→ Task prompt
Gather up the lines with the word "JSON" in them.

→ Dataset rows
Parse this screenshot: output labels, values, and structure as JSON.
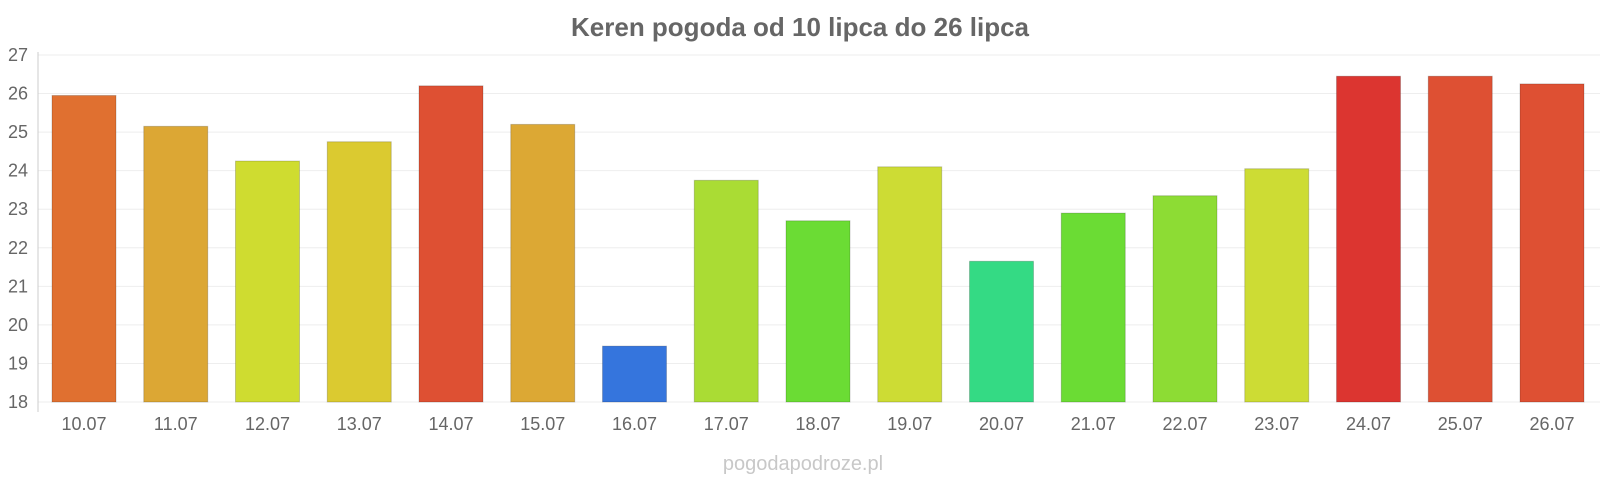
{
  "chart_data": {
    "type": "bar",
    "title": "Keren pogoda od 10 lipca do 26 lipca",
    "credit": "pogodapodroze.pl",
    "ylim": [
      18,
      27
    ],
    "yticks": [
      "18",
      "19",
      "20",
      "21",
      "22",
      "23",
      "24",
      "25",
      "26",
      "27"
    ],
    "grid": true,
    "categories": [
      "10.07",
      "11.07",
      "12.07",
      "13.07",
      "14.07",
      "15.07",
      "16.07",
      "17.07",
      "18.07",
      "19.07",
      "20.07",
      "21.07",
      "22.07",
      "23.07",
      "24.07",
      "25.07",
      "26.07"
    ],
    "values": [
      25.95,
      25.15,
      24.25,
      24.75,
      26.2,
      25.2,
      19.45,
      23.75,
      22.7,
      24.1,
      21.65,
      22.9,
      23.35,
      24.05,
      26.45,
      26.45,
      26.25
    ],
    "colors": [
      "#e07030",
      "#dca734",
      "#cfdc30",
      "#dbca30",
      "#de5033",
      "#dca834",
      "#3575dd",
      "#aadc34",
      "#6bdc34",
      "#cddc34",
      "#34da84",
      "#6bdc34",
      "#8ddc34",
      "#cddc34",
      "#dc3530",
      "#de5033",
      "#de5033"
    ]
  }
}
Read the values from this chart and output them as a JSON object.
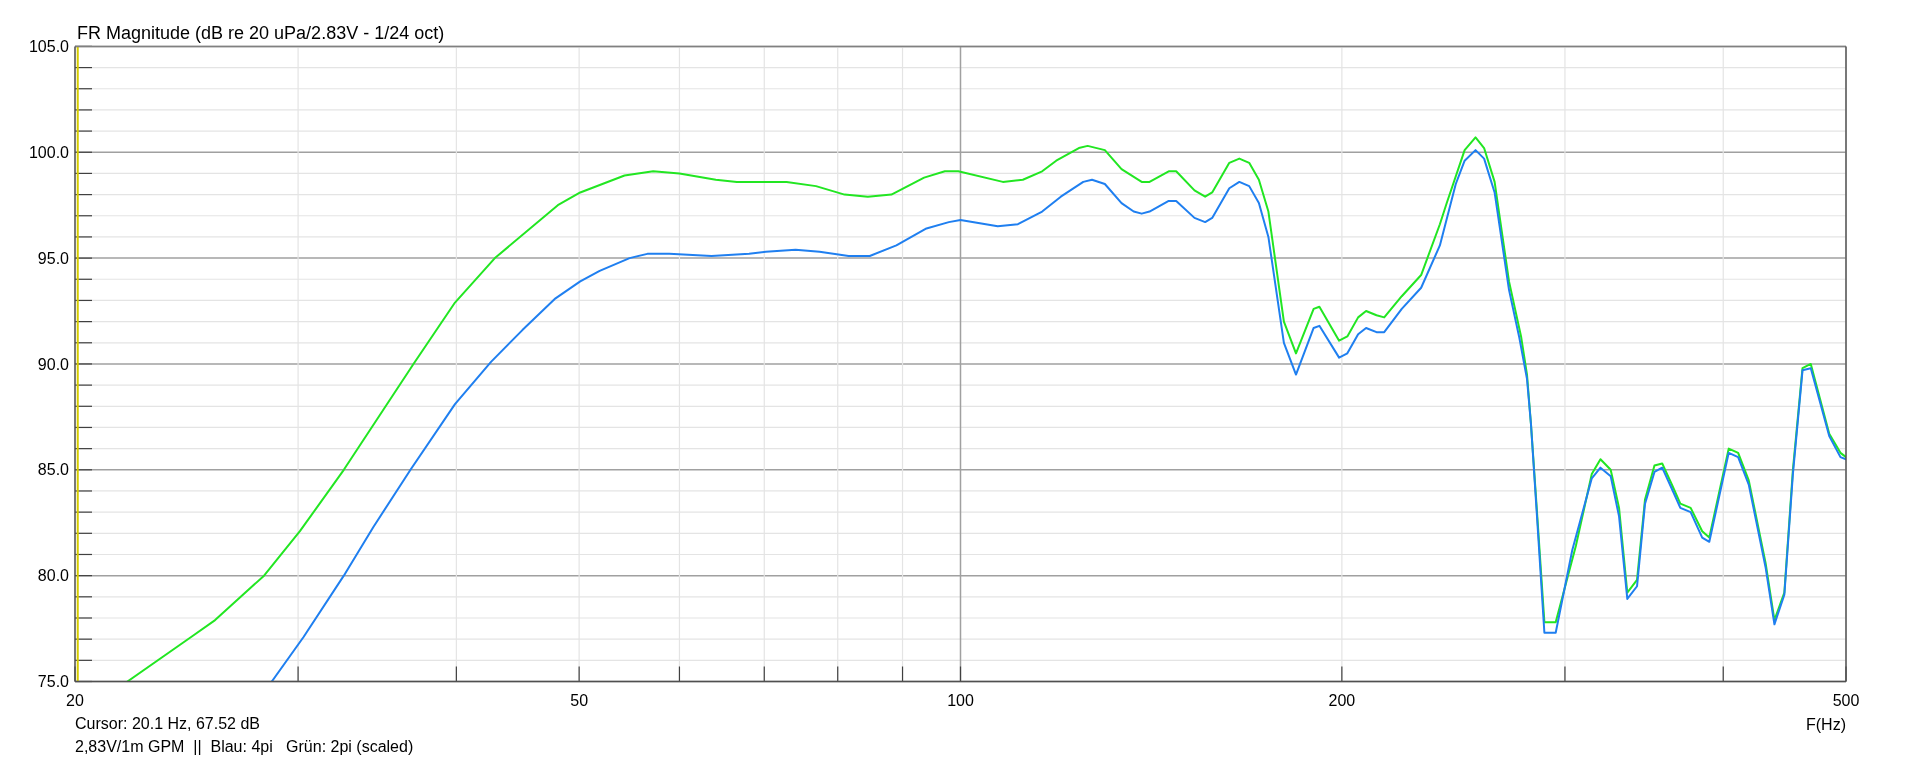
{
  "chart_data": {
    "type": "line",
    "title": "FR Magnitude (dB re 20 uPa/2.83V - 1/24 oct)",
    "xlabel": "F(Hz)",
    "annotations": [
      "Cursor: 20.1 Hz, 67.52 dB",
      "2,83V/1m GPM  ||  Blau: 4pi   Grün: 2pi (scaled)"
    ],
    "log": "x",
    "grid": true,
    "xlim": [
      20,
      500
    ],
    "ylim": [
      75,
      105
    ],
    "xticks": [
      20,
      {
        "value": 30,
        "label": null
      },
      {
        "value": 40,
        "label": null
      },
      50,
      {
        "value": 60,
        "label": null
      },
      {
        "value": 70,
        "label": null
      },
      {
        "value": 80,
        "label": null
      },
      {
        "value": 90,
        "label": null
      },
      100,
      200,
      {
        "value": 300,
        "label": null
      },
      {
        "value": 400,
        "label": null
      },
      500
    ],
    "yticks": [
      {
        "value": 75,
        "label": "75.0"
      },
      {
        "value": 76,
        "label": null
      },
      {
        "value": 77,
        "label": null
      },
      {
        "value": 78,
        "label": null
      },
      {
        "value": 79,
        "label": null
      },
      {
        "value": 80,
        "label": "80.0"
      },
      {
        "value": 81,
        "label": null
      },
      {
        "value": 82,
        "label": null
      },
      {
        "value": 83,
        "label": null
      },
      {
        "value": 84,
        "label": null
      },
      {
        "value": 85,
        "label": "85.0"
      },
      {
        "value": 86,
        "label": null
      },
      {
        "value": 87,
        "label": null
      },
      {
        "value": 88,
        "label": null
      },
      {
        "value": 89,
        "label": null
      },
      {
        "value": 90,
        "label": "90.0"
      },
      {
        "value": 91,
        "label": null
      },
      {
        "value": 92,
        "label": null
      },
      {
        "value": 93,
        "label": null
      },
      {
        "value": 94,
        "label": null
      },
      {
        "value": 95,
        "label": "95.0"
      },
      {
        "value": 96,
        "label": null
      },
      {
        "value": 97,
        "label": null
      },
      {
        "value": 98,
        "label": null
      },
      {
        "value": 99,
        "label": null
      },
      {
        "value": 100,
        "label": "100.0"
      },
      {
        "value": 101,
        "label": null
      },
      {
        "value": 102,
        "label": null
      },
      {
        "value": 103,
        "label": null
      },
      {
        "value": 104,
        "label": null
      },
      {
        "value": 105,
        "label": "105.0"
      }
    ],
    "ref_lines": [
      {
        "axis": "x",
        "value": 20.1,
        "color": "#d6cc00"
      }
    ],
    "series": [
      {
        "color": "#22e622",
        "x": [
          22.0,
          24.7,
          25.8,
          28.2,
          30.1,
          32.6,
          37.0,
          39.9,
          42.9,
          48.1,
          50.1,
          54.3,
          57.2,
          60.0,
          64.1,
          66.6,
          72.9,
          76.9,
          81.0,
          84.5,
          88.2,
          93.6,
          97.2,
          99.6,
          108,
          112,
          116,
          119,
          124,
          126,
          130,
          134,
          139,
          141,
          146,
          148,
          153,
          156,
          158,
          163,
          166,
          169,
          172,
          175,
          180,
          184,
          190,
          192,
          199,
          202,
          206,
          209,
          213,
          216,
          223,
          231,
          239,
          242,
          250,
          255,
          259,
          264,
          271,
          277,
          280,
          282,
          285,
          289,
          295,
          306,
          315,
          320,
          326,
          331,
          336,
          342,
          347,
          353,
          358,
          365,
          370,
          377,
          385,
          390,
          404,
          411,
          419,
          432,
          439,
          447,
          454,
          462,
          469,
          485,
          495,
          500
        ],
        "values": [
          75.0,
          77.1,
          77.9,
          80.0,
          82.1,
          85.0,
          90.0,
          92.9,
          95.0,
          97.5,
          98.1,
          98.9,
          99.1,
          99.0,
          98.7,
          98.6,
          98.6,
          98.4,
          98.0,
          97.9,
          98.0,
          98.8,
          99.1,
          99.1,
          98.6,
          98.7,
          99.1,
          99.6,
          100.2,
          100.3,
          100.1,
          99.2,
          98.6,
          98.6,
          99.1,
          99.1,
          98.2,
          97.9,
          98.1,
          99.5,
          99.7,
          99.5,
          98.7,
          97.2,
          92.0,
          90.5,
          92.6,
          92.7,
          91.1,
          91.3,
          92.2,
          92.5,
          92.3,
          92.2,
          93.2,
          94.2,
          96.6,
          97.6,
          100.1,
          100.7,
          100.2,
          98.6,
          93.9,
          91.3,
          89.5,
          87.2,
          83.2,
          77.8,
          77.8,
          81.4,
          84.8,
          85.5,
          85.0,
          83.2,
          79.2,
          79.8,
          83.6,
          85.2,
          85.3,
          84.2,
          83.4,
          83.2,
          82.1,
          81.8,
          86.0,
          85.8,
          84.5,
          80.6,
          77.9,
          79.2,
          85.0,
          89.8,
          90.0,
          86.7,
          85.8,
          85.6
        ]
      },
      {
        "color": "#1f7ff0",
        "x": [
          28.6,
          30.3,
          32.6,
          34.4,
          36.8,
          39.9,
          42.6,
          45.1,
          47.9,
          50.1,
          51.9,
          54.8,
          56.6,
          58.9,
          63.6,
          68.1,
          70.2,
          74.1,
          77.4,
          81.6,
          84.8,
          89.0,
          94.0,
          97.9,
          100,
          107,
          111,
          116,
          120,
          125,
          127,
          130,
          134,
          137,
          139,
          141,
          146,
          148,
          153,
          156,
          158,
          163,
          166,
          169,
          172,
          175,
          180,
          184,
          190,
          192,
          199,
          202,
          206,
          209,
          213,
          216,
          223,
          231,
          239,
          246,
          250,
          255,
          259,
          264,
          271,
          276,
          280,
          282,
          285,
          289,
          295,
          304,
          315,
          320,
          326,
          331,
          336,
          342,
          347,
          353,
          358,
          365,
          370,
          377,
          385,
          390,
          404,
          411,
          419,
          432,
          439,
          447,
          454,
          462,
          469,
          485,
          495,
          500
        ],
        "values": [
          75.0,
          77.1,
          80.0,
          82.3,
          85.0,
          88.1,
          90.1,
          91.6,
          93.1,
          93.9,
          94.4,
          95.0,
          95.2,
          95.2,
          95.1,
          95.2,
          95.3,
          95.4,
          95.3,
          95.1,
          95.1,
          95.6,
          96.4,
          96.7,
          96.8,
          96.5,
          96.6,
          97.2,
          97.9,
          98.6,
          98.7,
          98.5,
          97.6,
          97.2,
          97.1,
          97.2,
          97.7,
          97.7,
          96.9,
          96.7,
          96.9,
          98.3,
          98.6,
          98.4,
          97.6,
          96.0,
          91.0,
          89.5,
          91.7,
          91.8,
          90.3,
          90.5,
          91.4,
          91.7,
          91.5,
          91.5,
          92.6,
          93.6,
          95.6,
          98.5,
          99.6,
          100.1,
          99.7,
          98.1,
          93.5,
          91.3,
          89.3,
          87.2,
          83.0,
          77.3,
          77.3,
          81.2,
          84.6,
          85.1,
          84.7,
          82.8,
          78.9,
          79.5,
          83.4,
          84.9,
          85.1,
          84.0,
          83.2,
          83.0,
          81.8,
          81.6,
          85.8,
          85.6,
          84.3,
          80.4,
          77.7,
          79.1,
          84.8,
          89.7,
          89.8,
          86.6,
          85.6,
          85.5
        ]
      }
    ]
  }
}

→ Task solution
Parse this screenshot: output labels, values, and structure as JSON.
Read the values from this chart and output them as a JSON object.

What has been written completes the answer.